start STORED DATA

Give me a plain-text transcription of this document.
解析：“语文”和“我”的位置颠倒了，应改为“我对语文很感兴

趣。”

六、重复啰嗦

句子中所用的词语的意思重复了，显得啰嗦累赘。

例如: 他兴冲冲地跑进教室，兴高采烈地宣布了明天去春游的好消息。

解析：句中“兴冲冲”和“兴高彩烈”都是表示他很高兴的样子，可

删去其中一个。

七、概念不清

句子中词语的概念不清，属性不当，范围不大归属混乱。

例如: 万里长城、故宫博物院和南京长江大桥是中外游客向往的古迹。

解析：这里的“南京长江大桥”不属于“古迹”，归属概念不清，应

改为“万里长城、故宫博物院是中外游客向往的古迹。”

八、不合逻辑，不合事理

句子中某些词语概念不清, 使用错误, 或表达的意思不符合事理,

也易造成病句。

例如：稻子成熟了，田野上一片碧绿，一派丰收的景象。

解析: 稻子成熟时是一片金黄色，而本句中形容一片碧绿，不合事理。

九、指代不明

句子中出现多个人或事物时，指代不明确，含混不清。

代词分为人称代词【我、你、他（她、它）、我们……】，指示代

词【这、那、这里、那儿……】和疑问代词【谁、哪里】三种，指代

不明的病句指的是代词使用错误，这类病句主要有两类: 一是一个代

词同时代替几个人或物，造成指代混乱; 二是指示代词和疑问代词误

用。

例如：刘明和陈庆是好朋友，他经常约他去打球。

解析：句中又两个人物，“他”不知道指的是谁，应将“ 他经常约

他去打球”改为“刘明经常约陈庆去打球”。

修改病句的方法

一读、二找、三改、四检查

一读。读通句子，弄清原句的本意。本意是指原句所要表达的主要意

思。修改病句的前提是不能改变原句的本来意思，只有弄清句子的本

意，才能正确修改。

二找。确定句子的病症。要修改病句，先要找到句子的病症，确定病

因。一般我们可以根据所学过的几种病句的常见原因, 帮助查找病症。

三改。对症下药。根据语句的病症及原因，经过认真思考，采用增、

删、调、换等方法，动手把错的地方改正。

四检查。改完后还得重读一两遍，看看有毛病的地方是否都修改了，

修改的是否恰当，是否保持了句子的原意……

end STORED DATA

:: EXERCISE TASK ::
Report each line in the preceding entries that holds the string "不合事理".

:: EXERCISE ANSWER ::
八、不合逻辑，不合事理
解析: 稻子成熟时是一片金黄色，而本句中形容一片碧绿，不合事理。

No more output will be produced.